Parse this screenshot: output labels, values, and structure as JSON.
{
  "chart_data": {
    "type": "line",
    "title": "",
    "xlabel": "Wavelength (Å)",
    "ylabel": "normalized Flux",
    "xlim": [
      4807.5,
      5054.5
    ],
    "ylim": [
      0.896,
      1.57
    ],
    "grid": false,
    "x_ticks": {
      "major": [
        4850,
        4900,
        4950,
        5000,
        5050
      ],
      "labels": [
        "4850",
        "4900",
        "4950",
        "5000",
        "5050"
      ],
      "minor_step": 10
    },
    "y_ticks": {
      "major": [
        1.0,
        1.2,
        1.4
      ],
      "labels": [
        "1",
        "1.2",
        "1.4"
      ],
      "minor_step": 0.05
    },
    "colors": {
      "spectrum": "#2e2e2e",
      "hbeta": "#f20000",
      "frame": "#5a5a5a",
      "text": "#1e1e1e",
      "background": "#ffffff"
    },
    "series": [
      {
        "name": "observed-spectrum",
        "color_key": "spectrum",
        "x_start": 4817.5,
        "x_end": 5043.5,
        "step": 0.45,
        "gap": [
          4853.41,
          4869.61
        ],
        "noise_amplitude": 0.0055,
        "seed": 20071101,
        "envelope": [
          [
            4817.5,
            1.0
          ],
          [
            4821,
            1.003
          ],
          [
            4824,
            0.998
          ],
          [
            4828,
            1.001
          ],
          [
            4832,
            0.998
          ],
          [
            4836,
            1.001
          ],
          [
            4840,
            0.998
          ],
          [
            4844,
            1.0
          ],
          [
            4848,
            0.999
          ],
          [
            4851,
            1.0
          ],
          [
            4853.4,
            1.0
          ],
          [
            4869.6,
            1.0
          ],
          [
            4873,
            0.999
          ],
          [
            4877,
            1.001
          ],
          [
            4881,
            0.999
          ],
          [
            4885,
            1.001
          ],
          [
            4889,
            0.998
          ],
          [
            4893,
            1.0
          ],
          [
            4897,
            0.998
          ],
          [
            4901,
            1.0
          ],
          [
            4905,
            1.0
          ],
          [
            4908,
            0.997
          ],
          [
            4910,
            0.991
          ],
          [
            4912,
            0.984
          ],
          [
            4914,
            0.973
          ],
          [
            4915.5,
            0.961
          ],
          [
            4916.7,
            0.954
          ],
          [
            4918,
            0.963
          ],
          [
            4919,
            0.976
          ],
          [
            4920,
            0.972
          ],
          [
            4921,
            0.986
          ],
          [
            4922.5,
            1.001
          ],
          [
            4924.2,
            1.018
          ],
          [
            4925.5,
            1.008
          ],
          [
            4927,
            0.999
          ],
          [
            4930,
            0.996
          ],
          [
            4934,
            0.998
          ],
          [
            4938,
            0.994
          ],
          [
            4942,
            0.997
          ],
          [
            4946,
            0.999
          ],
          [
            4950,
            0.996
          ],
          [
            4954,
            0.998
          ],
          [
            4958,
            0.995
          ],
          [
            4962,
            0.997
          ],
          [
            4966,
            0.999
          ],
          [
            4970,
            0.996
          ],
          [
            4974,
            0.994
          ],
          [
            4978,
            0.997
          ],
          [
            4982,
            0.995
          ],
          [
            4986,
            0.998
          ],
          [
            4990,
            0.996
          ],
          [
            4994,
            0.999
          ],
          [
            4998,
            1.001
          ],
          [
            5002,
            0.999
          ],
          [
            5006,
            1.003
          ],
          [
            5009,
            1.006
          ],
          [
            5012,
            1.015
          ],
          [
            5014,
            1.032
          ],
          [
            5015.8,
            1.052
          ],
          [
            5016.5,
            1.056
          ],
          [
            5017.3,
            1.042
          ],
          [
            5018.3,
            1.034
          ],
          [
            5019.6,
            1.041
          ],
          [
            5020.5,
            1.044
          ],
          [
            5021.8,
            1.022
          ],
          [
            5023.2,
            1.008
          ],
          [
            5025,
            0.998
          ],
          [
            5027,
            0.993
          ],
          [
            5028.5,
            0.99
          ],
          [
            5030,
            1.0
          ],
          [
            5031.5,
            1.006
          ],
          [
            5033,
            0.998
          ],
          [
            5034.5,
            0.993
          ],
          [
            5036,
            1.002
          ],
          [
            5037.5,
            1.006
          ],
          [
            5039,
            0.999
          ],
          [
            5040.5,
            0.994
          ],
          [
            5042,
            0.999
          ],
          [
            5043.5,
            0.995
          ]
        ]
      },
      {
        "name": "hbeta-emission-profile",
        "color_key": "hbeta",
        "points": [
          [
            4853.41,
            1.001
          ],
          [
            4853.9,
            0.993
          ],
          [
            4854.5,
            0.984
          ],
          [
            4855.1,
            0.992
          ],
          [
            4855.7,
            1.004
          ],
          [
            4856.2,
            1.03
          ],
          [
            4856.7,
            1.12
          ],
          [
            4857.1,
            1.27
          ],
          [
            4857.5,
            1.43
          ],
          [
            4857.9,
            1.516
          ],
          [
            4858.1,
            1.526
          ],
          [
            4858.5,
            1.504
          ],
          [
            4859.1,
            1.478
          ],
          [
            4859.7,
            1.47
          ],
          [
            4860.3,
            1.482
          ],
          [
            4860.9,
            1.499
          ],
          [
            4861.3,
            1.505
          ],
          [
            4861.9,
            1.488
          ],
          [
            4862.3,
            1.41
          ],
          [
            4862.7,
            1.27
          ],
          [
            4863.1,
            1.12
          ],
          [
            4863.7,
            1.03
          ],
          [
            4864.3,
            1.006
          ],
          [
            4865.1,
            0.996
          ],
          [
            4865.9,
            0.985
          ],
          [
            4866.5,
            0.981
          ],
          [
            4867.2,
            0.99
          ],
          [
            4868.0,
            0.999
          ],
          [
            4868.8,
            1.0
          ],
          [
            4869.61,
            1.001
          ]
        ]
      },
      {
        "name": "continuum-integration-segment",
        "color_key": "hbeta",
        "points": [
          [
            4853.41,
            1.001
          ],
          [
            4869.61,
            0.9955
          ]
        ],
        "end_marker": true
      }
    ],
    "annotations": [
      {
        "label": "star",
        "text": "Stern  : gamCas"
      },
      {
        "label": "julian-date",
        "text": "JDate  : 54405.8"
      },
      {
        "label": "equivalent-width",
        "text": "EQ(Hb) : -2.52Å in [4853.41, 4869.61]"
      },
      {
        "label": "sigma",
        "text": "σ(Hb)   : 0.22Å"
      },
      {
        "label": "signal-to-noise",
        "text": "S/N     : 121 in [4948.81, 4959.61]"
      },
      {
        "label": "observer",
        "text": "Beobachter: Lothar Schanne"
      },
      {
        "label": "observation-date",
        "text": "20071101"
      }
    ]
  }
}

━━━━━━

- _Goal_: Exact copies of all the records are required.

- _Complete output_:
Parse this screenshot: output labels, values, and structure as JSON.
{
  "chart_data": {
    "type": "line",
    "title": "",
    "xlabel": "Wavelength (Å)",
    "ylabel": "normalized Flux",
    "xlim": [
      4807.5,
      5054.5
    ],
    "ylim": [
      0.896,
      1.57
    ],
    "grid": false,
    "x_ticks": {
      "major": [
        4850,
        4900,
        4950,
        5000,
        5050
      ],
      "labels": [
        "4850",
        "4900",
        "4950",
        "5000",
        "5050"
      ],
      "minor_step": 10
    },
    "y_ticks": {
      "major": [
        1.0,
        1.2,
        1.4
      ],
      "labels": [
        "1",
        "1.2",
        "1.4"
      ],
      "minor_step": 0.05
    },
    "colors": {
      "spectrum": "#2e2e2e",
      "hbeta": "#f20000",
      "frame": "#5a5a5a",
      "text": "#1e1e1e",
      "background": "#ffffff"
    },
    "series": [
      {
        "name": "observed-spectrum",
        "color_key": "spectrum",
        "x_start": 4817.5,
        "x_end": 5043.5,
        "step": 0.45,
        "gap": [
          4853.41,
          4869.61
        ],
        "noise_amplitude": 0.0055,
        "seed": 20071101,
        "envelope": [
          [
            4817.5,
            1.0
          ],
          [
            4821,
            1.003
          ],
          [
            4824,
            0.998
          ],
          [
            4828,
            1.001
          ],
          [
            4832,
            0.998
          ],
          [
            4836,
            1.001
          ],
          [
            4840,
            0.998
          ],
          [
            4844,
            1.0
          ],
          [
            4848,
            0.999
          ],
          [
            4851,
            1.0
          ],
          [
            4853.4,
            1.0
          ],
          [
            4869.6,
            1.0
          ],
          [
            4873,
            0.999
          ],
          [
            4877,
            1.001
          ],
          [
            4881,
            0.999
          ],
          [
            4885,
            1.001
          ],
          [
            4889,
            0.998
          ],
          [
            4893,
            1.0
          ],
          [
            4897,
            0.998
          ],
          [
            4901,
            1.0
          ],
          [
            4905,
            1.0
          ],
          [
            4908,
            0.997
          ],
          [
            4910,
            0.991
          ],
          [
            4912,
            0.984
          ],
          [
            4914,
            0.973
          ],
          [
            4915.5,
            0.961
          ],
          [
            4916.7,
            0.954
          ],
          [
            4918,
            0.963
          ],
          [
            4919,
            0.976
          ],
          [
            4920,
            0.972
          ],
          [
            4921,
            0.986
          ],
          [
            4922.5,
            1.001
          ],
          [
            4924.2,
            1.018
          ],
          [
            4925.5,
            1.008
          ],
          [
            4927,
            0.999
          ],
          [
            4930,
            0.996
          ],
          [
            4934,
            0.998
          ],
          [
            4938,
            0.994
          ],
          [
            4942,
            0.997
          ],
          [
            4946,
            0.999
          ],
          [
            4950,
            0.996
          ],
          [
            4954,
            0.998
          ],
          [
            4958,
            0.995
          ],
          [
            4962,
            0.997
          ],
          [
            4966,
            0.999
          ],
          [
            4970,
            0.996
          ],
          [
            4974,
            0.994
          ],
          [
            4978,
            0.997
          ],
          [
            4982,
            0.995
          ],
          [
            4986,
            0.998
          ],
          [
            4990,
            0.996
          ],
          [
            4994,
            0.999
          ],
          [
            4998,
            1.001
          ],
          [
            5002,
            0.999
          ],
          [
            5006,
            1.003
          ],
          [
            5009,
            1.006
          ],
          [
            5012,
            1.015
          ],
          [
            5014,
            1.032
          ],
          [
            5015.8,
            1.052
          ],
          [
            5016.5,
            1.056
          ],
          [
            5017.3,
            1.042
          ],
          [
            5018.3,
            1.034
          ],
          [
            5019.6,
            1.041
          ],
          [
            5020.5,
            1.044
          ],
          [
            5021.8,
            1.022
          ],
          [
            5023.2,
            1.008
          ],
          [
            5025,
            0.998
          ],
          [
            5027,
            0.993
          ],
          [
            5028.5,
            0.99
          ],
          [
            5030,
            1.0
          ],
          [
            5031.5,
            1.006
          ],
          [
            5033,
            0.998
          ],
          [
            5034.5,
            0.993
          ],
          [
            5036,
            1.002
          ],
          [
            5037.5,
            1.006
          ],
          [
            5039,
            0.999
          ],
          [
            5040.5,
            0.994
          ],
          [
            5042,
            0.999
          ],
          [
            5043.5,
            0.995
          ]
        ]
      },
      {
        "name": "hbeta-emission-profile",
        "color_key": "hbeta",
        "points": [
          [
            4853.41,
            1.001
          ],
          [
            4853.9,
            0.993
          ],
          [
            4854.5,
            0.984
          ],
          [
            4855.1,
            0.992
          ],
          [
            4855.7,
            1.004
          ],
          [
            4856.2,
            1.03
          ],
          [
            4856.7,
            1.12
          ],
          [
            4857.1,
            1.27
          ],
          [
            4857.5,
            1.43
          ],
          [
            4857.9,
            1.516
          ],
          [
            4858.1,
            1.526
          ],
          [
            4858.5,
            1.504
          ],
          [
            4859.1,
            1.478
          ],
          [
            4859.7,
            1.47
          ],
          [
            4860.3,
            1.482
          ],
          [
            4860.9,
            1.499
          ],
          [
            4861.3,
            1.505
          ],
          [
            4861.9,
            1.488
          ],
          [
            4862.3,
            1.41
          ],
          [
            4862.7,
            1.27
          ],
          [
            4863.1,
            1.12
          ],
          [
            4863.7,
            1.03
          ],
          [
            4864.3,
            1.006
          ],
          [
            4865.1,
            0.996
          ],
          [
            4865.9,
            0.985
          ],
          [
            4866.5,
            0.981
          ],
          [
            4867.2,
            0.99
          ],
          [
            4868.0,
            0.999
          ],
          [
            4868.8,
            1.0
          ],
          [
            4869.61,
            1.001
          ]
        ]
      },
      {
        "name": "continuum-integration-segment",
        "color_key": "hbeta",
        "points": [
          [
            4853.41,
            1.001
          ],
          [
            4869.61,
            0.9955
          ]
        ],
        "end_marker": true
      }
    ],
    "annotations": [
      {
        "label": "star",
        "text": "Stern  : gamCas"
      },
      {
        "label": "julian-date",
        "text": "JDate  : 54405.8"
      },
      {
        "label": "equivalent-width",
        "text": "EQ(Hb) : -2.52Å in [4853.41, 4869.61]"
      },
      {
        "label": "sigma",
        "text": "σ(Hb)   : 0.22Å"
      },
      {
        "label": "signal-to-noise",
        "text": "S/N     : 121 in [4948.81, 4959.61]"
      },
      {
        "label": "observer",
        "text": "Beobachter: Lothar Schanne"
      },
      {
        "label": "observation-date",
        "text": "20071101"
      }
    ]
  }
}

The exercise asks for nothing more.